> **Task statement**
An exact reproduction of the records is required, with all images left out.

> **Data for this task**
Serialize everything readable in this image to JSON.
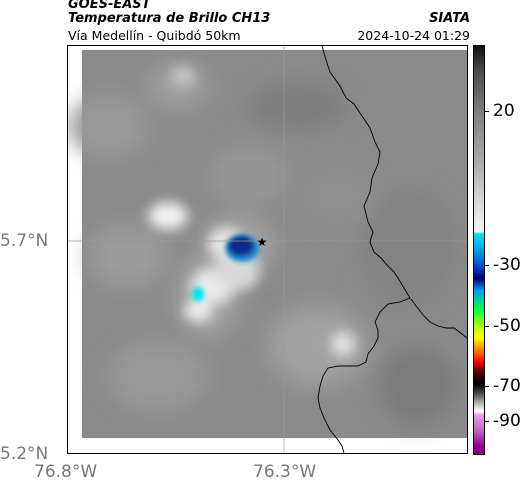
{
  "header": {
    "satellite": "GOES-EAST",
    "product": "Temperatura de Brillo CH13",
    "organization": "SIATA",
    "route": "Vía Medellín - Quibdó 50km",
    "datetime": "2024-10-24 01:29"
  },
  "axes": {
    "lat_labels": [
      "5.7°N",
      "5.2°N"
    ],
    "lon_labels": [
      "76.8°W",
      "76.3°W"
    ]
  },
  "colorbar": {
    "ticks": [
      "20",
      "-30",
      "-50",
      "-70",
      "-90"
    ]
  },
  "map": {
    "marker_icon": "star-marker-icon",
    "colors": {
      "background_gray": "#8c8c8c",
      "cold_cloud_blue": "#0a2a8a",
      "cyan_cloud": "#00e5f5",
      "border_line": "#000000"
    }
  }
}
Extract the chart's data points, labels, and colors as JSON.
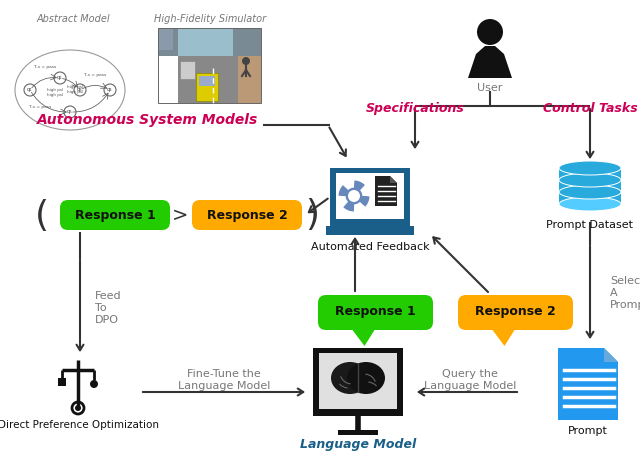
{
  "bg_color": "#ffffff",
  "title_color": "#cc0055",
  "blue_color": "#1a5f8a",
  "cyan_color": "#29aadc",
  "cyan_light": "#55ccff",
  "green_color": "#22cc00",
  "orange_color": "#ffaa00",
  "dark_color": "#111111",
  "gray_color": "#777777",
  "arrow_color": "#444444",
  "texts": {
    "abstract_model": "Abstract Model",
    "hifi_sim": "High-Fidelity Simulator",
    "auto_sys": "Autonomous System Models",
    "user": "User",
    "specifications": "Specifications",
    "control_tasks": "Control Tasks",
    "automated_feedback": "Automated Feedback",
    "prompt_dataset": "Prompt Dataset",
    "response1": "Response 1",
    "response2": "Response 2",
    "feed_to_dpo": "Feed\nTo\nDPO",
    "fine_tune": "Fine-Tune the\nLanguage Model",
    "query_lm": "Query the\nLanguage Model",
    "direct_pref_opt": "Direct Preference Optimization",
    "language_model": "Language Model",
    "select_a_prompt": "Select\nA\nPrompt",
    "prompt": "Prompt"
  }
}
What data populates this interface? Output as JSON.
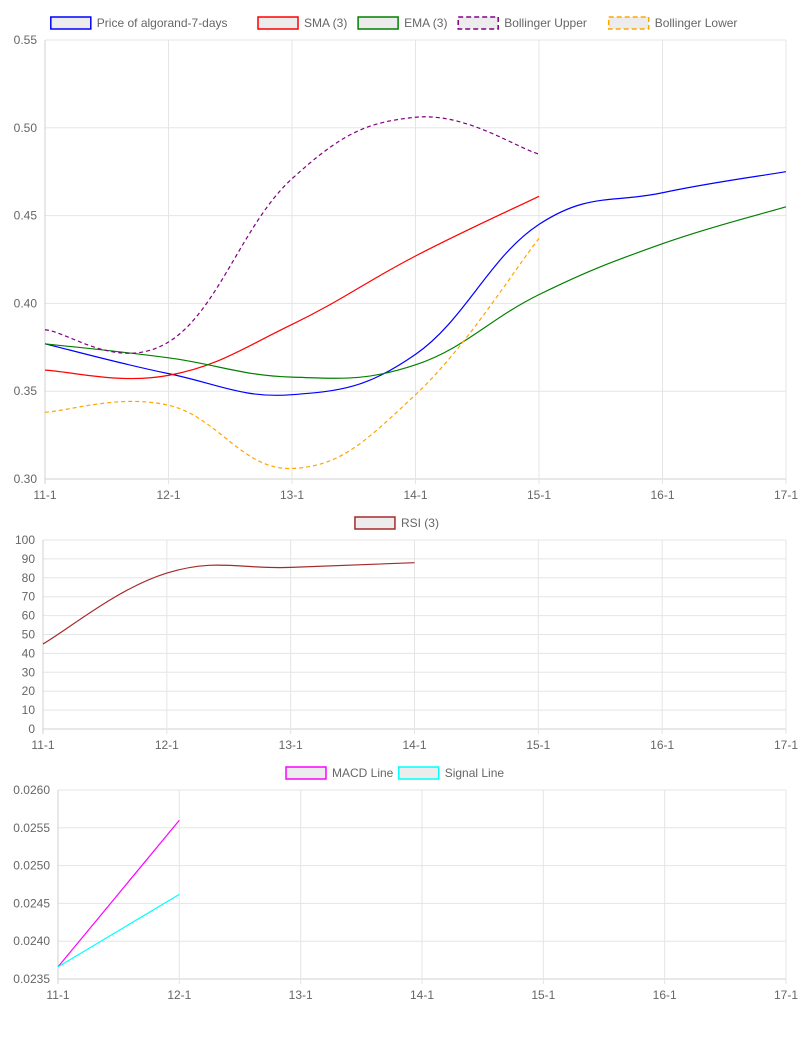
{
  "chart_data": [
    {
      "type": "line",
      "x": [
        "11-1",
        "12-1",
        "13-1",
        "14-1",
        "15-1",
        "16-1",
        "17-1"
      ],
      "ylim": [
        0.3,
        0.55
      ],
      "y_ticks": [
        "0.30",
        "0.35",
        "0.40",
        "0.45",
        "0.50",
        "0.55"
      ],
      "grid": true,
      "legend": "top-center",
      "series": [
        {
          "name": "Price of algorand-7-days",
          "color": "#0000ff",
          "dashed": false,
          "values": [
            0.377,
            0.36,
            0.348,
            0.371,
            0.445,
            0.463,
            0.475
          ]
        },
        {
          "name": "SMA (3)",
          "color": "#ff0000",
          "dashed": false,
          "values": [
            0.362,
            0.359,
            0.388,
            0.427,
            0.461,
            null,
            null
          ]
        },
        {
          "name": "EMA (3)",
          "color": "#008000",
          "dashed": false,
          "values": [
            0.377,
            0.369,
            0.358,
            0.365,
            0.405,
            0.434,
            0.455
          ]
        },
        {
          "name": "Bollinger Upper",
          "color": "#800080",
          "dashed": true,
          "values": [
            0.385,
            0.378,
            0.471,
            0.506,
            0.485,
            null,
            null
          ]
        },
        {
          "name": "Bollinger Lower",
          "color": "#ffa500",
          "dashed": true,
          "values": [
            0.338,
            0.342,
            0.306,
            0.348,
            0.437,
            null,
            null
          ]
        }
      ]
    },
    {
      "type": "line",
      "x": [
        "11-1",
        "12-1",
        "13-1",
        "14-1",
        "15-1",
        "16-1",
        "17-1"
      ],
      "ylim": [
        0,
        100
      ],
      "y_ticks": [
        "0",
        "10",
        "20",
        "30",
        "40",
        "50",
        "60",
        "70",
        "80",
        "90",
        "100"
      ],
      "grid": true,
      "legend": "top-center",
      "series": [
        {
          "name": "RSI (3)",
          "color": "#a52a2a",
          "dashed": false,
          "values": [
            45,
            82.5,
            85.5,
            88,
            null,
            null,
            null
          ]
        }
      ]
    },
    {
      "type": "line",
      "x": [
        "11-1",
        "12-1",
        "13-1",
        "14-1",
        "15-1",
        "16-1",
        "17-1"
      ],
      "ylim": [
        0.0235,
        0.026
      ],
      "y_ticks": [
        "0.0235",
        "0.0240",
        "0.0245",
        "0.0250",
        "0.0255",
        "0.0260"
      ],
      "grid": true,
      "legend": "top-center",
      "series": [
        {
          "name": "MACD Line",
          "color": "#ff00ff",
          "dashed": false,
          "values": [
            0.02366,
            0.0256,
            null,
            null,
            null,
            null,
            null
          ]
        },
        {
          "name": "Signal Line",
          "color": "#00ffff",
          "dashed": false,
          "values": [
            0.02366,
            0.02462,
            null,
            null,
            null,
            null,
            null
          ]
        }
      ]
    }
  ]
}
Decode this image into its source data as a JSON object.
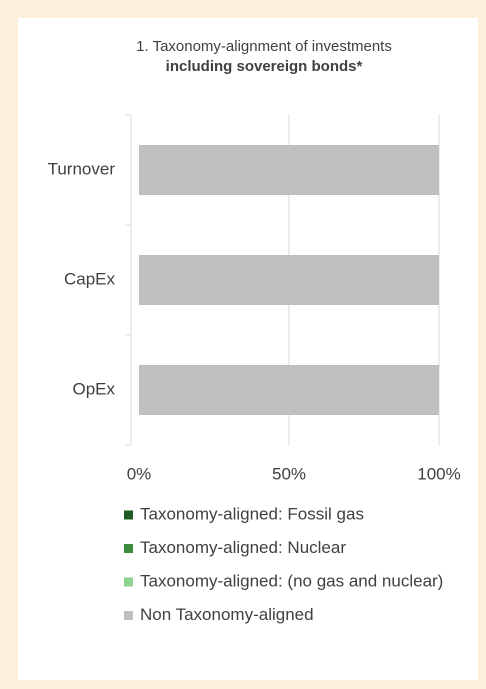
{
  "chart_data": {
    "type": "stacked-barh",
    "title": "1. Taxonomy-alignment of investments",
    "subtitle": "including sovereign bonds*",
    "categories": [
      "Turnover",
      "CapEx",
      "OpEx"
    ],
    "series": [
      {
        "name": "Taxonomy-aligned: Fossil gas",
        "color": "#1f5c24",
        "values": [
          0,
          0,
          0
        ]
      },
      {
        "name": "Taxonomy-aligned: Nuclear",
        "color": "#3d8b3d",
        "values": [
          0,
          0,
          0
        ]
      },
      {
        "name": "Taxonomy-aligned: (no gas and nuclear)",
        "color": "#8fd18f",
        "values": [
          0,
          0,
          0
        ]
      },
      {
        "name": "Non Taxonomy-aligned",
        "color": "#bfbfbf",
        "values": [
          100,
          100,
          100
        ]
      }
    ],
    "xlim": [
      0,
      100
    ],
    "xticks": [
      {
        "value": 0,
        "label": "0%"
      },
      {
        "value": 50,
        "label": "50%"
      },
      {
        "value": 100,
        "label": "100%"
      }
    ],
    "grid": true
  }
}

> **Solution to this problem**
Serialize everything readable in this image to JSON.
{
  "header": {
    "satellite": "GOES-EAST",
    "product": "Temperatura de Brillo CH13",
    "organization": "SIATA",
    "route": "Vía Medellín - Quibdó 50km",
    "datetime": "2024-10-24 01:29"
  },
  "axes": {
    "lat_labels": [
      "5.7°N",
      "5.2°N"
    ],
    "lon_labels": [
      "76.8°W",
      "76.3°W"
    ]
  },
  "colorbar": {
    "ticks": [
      "20",
      "-30",
      "-50",
      "-70",
      "-90"
    ]
  },
  "map": {
    "marker_icon": "star-marker-icon",
    "colors": {
      "background_gray": "#8c8c8c",
      "cold_cloud_blue": "#0a2a8a",
      "cyan_cloud": "#00e5f5",
      "border_line": "#000000"
    }
  }
}
Extract the chart's data points, labels, and colors as JSON.
{
  "bg_color": "#ffffff",
  "title_color": "#cc0055",
  "blue_color": "#1a5f8a",
  "cyan_color": "#29aadc",
  "cyan_light": "#55ccff",
  "green_color": "#22cc00",
  "orange_color": "#ffaa00",
  "dark_color": "#111111",
  "gray_color": "#777777",
  "arrow_color": "#444444",
  "texts": {
    "abstract_model": "Abstract Model",
    "hifi_sim": "High-Fidelity Simulator",
    "auto_sys": "Autonomous System Models",
    "user": "User",
    "specifications": "Specifications",
    "control_tasks": "Control Tasks",
    "automated_feedback": "Automated Feedback",
    "prompt_dataset": "Prompt Dataset",
    "response1": "Response 1",
    "response2": "Response 2",
    "feed_to_dpo": "Feed\nTo\nDPO",
    "fine_tune": "Fine-Tune the\nLanguage Model",
    "query_lm": "Query the\nLanguage Model",
    "direct_pref_opt": "Direct Preference Optimization",
    "language_model": "Language Model",
    "select_a_prompt": "Select\nA\nPrompt",
    "prompt": "Prompt"
  }
}
What data populates this interface? Output as JSON.
{
  "chart_data": [
    {
      "type": "line",
      "x": [
        "11-1",
        "12-1",
        "13-1",
        "14-1",
        "15-1",
        "16-1",
        "17-1"
      ],
      "ylim": [
        0.3,
        0.55
      ],
      "y_ticks": [
        "0.30",
        "0.35",
        "0.40",
        "0.45",
        "0.50",
        "0.55"
      ],
      "grid": true,
      "legend": "top-center",
      "series": [
        {
          "name": "Price of algorand-7-days",
          "color": "#0000ff",
          "dashed": false,
          "values": [
            0.377,
            0.36,
            0.348,
            0.371,
            0.445,
            0.463,
            0.475
          ]
        },
        {
          "name": "SMA (3)",
          "color": "#ff0000",
          "dashed": false,
          "values": [
            0.362,
            0.359,
            0.388,
            0.427,
            0.461,
            null,
            null
          ]
        },
        {
          "name": "EMA (3)",
          "color": "#008000",
          "dashed": false,
          "values": [
            0.377,
            0.369,
            0.358,
            0.365,
            0.405,
            0.434,
            0.455
          ]
        },
        {
          "name": "Bollinger Upper",
          "color": "#800080",
          "dashed": true,
          "values": [
            0.385,
            0.378,
            0.471,
            0.506,
            0.485,
            null,
            null
          ]
        },
        {
          "name": "Bollinger Lower",
          "color": "#ffa500",
          "dashed": true,
          "values": [
            0.338,
            0.342,
            0.306,
            0.348,
            0.437,
            null,
            null
          ]
        }
      ]
    },
    {
      "type": "line",
      "x": [
        "11-1",
        "12-1",
        "13-1",
        "14-1",
        "15-1",
        "16-1",
        "17-1"
      ],
      "ylim": [
        0,
        100
      ],
      "y_ticks": [
        "0",
        "10",
        "20",
        "30",
        "40",
        "50",
        "60",
        "70",
        "80",
        "90",
        "100"
      ],
      "grid": true,
      "legend": "top-center",
      "series": [
        {
          "name": "RSI (3)",
          "color": "#a52a2a",
          "dashed": false,
          "values": [
            45,
            82.5,
            85.5,
            88,
            null,
            null,
            null
          ]
        }
      ]
    },
    {
      "type": "line",
      "x": [
        "11-1",
        "12-1",
        "13-1",
        "14-1",
        "15-1",
        "16-1",
        "17-1"
      ],
      "ylim": [
        0.0235,
        0.026
      ],
      "y_ticks": [
        "0.0235",
        "0.0240",
        "0.0245",
        "0.0250",
        "0.0255",
        "0.0260"
      ],
      "grid": true,
      "legend": "top-center",
      "series": [
        {
          "name": "MACD Line",
          "color": "#ff00ff",
          "dashed": false,
          "values": [
            0.02366,
            0.0256,
            null,
            null,
            null,
            null,
            null
          ]
        },
        {
          "name": "Signal Line",
          "color": "#00ffff",
          "dashed": false,
          "values": [
            0.02366,
            0.02462,
            null,
            null,
            null,
            null,
            null
          ]
        }
      ]
    }
  ]
}
Decode this image into its source data as a JSON object.
{
  "chart_data": {
    "type": "stacked-barh",
    "title": "1. Taxonomy-alignment of investments",
    "subtitle": "including sovereign bonds*",
    "categories": [
      "Turnover",
      "CapEx",
      "OpEx"
    ],
    "series": [
      {
        "name": "Taxonomy-aligned: Fossil gas",
        "color": "#1f5c24",
        "values": [
          0,
          0,
          0
        ]
      },
      {
        "name": "Taxonomy-aligned: Nuclear",
        "color": "#3d8b3d",
        "values": [
          0,
          0,
          0
        ]
      },
      {
        "name": "Taxonomy-aligned: (no gas and nuclear)",
        "color": "#8fd18f",
        "values": [
          0,
          0,
          0
        ]
      },
      {
        "name": "Non Taxonomy-aligned",
        "color": "#bfbfbf",
        "values": [
          100,
          100,
          100
        ]
      }
    ],
    "xlim": [
      0,
      100
    ],
    "xticks": [
      {
        "value": 0,
        "label": "0%"
      },
      {
        "value": 50,
        "label": "50%"
      },
      {
        "value": 100,
        "label": "100%"
      }
    ],
    "grid": true
  }
}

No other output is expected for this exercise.